Dataset rows about figures
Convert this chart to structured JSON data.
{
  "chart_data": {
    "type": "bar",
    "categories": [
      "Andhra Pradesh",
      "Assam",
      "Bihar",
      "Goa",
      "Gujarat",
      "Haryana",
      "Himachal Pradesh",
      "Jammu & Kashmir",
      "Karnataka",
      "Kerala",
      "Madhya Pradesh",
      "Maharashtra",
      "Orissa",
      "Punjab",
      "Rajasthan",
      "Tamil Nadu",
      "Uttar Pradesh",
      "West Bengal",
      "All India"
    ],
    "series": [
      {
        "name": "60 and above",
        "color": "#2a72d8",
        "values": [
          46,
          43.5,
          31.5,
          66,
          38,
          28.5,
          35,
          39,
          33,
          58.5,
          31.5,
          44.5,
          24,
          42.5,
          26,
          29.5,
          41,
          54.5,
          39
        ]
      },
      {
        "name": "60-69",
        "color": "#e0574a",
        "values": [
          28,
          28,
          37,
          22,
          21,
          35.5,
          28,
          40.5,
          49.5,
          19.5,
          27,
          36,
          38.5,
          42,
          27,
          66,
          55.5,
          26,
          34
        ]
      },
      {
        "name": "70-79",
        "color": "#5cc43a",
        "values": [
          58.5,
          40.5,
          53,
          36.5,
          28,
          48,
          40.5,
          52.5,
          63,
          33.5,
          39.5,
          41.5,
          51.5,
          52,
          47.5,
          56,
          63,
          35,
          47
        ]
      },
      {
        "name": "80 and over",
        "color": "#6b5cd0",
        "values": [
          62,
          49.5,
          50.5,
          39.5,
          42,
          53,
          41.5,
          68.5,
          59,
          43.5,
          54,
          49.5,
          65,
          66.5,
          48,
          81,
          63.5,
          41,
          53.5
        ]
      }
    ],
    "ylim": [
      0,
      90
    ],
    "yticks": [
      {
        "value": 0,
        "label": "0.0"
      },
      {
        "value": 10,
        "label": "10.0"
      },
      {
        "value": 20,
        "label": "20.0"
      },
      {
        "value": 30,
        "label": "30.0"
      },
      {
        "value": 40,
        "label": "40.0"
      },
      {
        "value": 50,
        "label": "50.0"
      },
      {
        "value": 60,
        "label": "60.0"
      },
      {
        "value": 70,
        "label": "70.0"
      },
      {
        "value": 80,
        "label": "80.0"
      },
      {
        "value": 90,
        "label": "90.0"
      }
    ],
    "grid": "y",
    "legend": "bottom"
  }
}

- Given instruction
Copy all lines above containing the string "label".

- Exercise output
        "label": "0.0"
        "label": "10.0"
        "label": "20.0"
        "label": "30.0"
        "label": "40.0"
        "label": "50.0"
        "label": "60.0"
        "label": "70.0"
        "label": "80.0"
        "label": "90.0"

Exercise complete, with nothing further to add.